REQUEST: Update the lines from the one containing "text-caret xyxy=(34,412,35,432)" through the one containing "message-input[interactable]: Message @Texxyy", inclusive, by changing every "Texxyy" to "Foxxyy" and leaving the rest unchanged. Return only those lines.

(Stored data)
··········

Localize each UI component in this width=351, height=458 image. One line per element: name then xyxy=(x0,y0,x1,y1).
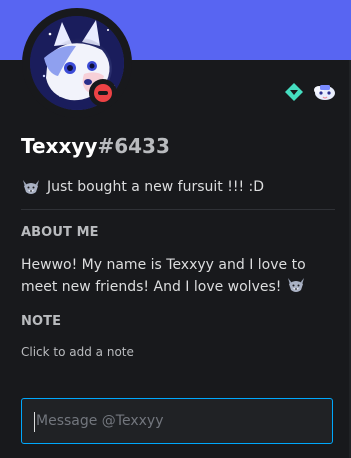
text-caret xyxy=(34,412,35,432)
message-placeholder: Message @Texxyy xyxy=(36,413,164,429)
username-text: Texxyy xyxy=(21,134,98,158)
wolf-emoji-icon xyxy=(23,180,39,194)
hypesquad-balance-icon[interactable] xyxy=(283,81,305,103)
message-input[interactable]: Message @Texxyy xyxy=(21,398,333,444)
custom-status: Just bought a new fursuit !!! :D xyxy=(21,178,264,196)
note-field[interactable]: Click to add a note xyxy=(21,345,134,359)
early-supporter-icon[interactable] xyxy=(311,81,337,103)
about-me-heading: ABOUT ME xyxy=(21,225,99,240)
profile-username: Texxyy#6433 xyxy=(21,134,170,158)
about-me-body: Hewwo! My name is Texxyy and I love to m… xyxy=(21,257,306,295)
status-do-not-disturb-icon xyxy=(89,79,117,107)
discriminator-text: #6433 xyxy=(97,134,170,158)
wolf-emoji-icon xyxy=(287,278,304,292)
profile-badges xyxy=(283,81,337,103)
custom-status-text: Just bought a new fursuit !!! :D xyxy=(47,179,265,195)
user-profile-popout: Texxyy#6433 Just bought a new fursuit !!… xyxy=(0,0,351,458)
avatar-frame xyxy=(22,8,132,118)
about-me-text: Hewwo! My name is Texxyy and I love to m… xyxy=(21,254,321,298)
note-heading: NOTE xyxy=(21,314,62,329)
section-divider xyxy=(21,209,335,210)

··········

WRITTEN SOLUTION:
text-caret xyxy=(34,412,35,432)
message-placeholder: Message @Foxxyy xyxy=(36,413,164,429)
username-text: Foxxyy xyxy=(21,134,98,158)
wolf-emoji-icon xyxy=(23,180,39,194)
hypesquad-balance-icon[interactable] xyxy=(283,81,305,103)
message-input[interactable]: Message @Foxxyy xyxy=(21,398,333,444)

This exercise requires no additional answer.